▶ Excerpted data
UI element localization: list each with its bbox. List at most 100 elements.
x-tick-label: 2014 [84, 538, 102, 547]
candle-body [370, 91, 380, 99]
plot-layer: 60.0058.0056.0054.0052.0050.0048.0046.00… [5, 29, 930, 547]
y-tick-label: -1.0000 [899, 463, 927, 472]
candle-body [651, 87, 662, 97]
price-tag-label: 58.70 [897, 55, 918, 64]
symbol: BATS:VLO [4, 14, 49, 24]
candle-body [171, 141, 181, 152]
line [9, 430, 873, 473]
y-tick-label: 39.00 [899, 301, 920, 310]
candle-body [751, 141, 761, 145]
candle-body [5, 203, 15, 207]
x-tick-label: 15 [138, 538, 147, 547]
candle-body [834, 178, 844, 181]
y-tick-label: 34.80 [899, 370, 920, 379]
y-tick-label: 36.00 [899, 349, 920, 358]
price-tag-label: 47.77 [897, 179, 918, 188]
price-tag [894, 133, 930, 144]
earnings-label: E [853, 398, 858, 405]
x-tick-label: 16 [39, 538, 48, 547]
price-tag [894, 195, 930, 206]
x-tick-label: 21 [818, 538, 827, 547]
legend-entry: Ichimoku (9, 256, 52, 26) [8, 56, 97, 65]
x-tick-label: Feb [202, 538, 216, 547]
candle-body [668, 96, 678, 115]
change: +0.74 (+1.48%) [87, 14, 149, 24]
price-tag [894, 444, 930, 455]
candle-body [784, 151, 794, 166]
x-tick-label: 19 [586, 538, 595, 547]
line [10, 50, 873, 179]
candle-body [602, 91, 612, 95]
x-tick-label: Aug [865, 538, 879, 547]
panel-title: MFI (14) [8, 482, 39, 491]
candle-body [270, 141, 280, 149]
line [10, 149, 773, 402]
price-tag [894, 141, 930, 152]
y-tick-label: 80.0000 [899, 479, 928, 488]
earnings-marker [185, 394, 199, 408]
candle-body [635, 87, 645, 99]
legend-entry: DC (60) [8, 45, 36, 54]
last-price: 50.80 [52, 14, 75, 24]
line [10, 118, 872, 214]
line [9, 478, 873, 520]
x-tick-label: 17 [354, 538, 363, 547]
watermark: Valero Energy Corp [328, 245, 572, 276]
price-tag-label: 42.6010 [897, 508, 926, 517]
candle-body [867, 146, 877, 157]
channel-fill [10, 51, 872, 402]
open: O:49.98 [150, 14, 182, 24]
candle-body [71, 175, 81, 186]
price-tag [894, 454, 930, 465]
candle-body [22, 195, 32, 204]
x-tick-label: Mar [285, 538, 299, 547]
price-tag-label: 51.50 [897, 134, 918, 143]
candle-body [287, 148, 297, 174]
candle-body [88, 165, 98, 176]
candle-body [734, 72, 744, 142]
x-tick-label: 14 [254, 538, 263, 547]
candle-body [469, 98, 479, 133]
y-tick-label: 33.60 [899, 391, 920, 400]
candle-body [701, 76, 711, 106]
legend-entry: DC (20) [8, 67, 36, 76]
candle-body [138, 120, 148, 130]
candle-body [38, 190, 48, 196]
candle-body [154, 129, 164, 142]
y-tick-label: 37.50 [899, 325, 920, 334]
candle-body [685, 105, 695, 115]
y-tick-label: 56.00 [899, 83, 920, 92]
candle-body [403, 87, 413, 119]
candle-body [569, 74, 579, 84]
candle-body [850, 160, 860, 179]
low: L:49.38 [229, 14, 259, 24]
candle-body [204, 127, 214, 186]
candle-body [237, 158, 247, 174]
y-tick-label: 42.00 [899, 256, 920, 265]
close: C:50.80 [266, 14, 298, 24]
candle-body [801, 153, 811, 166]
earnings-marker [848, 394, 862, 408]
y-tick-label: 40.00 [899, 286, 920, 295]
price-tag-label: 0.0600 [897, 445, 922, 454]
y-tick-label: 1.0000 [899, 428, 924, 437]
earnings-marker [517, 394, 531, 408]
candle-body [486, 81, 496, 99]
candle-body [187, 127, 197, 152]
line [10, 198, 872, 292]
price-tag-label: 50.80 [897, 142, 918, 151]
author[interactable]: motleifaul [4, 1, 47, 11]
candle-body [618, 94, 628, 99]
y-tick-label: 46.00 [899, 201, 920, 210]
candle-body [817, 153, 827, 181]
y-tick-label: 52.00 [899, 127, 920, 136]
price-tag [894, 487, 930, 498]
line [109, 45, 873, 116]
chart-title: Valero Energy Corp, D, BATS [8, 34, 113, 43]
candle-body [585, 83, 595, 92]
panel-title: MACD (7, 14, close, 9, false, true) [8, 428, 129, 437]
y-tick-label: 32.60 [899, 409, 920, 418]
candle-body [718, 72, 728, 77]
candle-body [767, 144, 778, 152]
---
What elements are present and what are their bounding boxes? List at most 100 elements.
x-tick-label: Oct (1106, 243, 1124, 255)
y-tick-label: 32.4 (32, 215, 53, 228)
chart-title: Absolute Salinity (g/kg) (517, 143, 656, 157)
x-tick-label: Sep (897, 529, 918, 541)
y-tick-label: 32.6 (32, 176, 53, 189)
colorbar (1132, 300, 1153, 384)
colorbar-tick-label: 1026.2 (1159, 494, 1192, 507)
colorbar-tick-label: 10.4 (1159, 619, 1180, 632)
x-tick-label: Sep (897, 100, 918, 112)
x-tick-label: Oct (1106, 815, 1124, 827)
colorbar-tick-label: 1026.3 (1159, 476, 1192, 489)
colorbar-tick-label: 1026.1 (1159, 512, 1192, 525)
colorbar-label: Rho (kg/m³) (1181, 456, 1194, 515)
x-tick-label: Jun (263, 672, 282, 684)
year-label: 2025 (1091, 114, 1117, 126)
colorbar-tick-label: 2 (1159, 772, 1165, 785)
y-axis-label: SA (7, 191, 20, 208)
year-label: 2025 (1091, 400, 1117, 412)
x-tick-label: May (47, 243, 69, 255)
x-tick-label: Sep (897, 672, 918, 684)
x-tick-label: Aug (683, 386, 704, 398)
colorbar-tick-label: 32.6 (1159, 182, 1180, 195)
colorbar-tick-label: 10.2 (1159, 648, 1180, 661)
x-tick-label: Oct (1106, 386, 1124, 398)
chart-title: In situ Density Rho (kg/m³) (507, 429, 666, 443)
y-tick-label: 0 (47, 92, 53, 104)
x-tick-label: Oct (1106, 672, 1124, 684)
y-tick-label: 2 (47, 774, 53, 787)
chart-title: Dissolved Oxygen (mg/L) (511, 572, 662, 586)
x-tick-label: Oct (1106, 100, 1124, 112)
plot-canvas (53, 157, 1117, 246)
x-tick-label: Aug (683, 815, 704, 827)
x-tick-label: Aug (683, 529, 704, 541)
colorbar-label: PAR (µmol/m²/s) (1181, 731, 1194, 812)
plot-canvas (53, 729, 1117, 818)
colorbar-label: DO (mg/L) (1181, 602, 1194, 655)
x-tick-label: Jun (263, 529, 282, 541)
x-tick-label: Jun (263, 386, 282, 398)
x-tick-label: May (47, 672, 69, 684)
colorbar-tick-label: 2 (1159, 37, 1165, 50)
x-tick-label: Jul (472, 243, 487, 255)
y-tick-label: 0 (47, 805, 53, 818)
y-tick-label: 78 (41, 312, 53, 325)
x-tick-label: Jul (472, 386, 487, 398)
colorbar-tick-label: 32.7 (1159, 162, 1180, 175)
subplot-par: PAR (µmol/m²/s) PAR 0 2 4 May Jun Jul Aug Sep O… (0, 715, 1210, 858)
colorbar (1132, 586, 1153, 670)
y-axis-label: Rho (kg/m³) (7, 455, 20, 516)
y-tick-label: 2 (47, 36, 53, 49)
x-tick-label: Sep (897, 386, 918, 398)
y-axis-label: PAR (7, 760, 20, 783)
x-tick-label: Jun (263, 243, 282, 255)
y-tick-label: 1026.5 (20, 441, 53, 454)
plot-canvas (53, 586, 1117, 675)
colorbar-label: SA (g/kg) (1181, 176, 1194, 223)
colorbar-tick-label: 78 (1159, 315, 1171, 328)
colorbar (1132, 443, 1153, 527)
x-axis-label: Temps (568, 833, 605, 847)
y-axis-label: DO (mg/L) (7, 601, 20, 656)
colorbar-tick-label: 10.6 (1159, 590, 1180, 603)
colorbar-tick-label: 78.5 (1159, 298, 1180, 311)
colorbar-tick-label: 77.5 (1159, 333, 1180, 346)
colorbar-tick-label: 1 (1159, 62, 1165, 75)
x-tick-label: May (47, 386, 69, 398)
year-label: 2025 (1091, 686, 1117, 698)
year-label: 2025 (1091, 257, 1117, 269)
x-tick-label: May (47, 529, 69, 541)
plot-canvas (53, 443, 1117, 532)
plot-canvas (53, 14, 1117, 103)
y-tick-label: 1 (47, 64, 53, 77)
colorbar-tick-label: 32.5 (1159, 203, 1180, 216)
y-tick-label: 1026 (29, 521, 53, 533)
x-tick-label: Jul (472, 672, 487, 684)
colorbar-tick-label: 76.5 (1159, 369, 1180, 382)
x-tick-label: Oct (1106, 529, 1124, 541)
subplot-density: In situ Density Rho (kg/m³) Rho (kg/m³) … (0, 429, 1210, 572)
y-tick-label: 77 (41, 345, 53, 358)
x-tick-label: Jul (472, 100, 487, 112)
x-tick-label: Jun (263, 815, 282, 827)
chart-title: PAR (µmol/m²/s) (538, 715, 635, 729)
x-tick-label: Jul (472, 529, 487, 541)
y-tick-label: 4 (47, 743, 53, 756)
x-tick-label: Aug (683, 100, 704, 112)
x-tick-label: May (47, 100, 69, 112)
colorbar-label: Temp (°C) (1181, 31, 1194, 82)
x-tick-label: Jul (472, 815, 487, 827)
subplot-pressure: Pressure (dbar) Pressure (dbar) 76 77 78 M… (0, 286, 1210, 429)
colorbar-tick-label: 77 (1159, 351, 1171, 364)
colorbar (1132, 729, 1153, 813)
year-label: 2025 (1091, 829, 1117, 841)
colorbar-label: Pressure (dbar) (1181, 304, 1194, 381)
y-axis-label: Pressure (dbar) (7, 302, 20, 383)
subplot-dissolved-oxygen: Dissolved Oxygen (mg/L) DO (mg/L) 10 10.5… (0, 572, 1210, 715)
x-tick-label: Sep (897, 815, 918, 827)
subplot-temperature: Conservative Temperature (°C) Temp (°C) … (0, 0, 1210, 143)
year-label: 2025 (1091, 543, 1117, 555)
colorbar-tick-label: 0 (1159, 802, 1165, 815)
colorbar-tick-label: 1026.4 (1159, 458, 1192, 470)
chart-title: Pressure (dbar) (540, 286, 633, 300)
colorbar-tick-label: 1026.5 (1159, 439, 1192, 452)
==
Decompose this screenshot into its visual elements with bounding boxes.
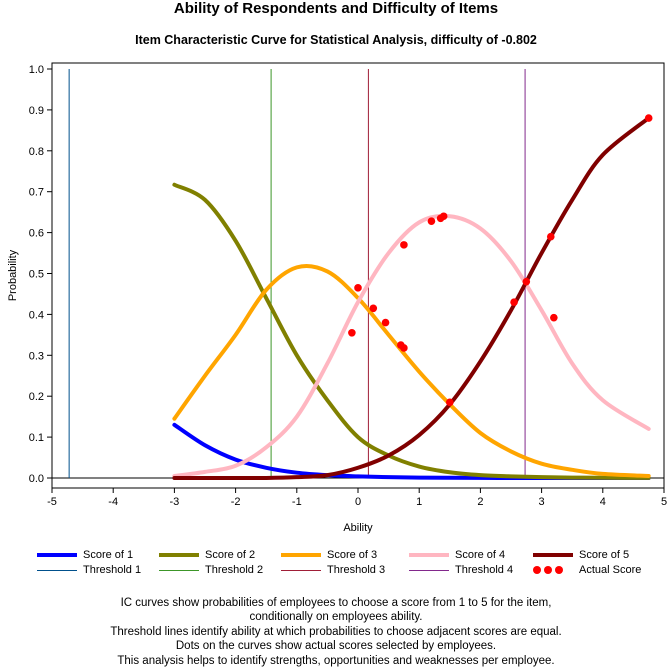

▶ Required work
Copy out the records verbatim, starting at the line with "UI element localization: list" and ending with the line with "price-tag [894, 141, 930, 152]", both of those lines included.

▶ Solution to the problem
UI element localization: list each with its bbox. List at most 100 elements.
x-tick-label: 2014 [84, 538, 102, 547]
candle-body [370, 91, 380, 99]
plot-layer: 60.0058.0056.0054.0052.0050.0048.0046.00… [5, 29, 930, 547]
y-tick-label: -1.0000 [899, 463, 927, 472]
candle-body [651, 87, 662, 97]
price-tag-label: 58.70 [897, 55, 918, 64]
symbol: BATS:VLO [4, 14, 49, 24]
candle-body [171, 141, 181, 152]
line [9, 430, 873, 473]
y-tick-label: 39.00 [899, 301, 920, 310]
candle-body [751, 141, 761, 145]
candle-body [5, 203, 15, 207]
x-tick-label: 15 [138, 538, 147, 547]
candle-body [834, 178, 844, 181]
y-tick-label: 34.80 [899, 370, 920, 379]
y-tick-label: 36.00 [899, 349, 920, 358]
price-tag-label: 47.77 [897, 179, 918, 188]
price-tag [894, 133, 930, 144]
earnings-label: E [853, 398, 858, 405]
x-tick-label: 16 [39, 538, 48, 547]
price-tag [894, 195, 930, 206]
x-tick-label: 21 [818, 538, 827, 547]
legend-entry: Ichimoku (9, 256, 52, 26) [8, 56, 97, 65]
x-tick-label: Feb [202, 538, 216, 547]
candle-body [668, 96, 678, 115]
change: +0.74 (+1.48%) [87, 14, 149, 24]
price-tag [894, 444, 930, 455]
candle-body [784, 151, 794, 166]
x-tick-label: 19 [586, 538, 595, 547]
line [10, 50, 873, 179]
candle-body [602, 91, 612, 95]
x-tick-label: Aug [865, 538, 879, 547]
panel-title: MFI (14) [8, 482, 39, 491]
candle-body [270, 141, 280, 149]
line [10, 149, 773, 402]
price-tag [894, 141, 930, 152]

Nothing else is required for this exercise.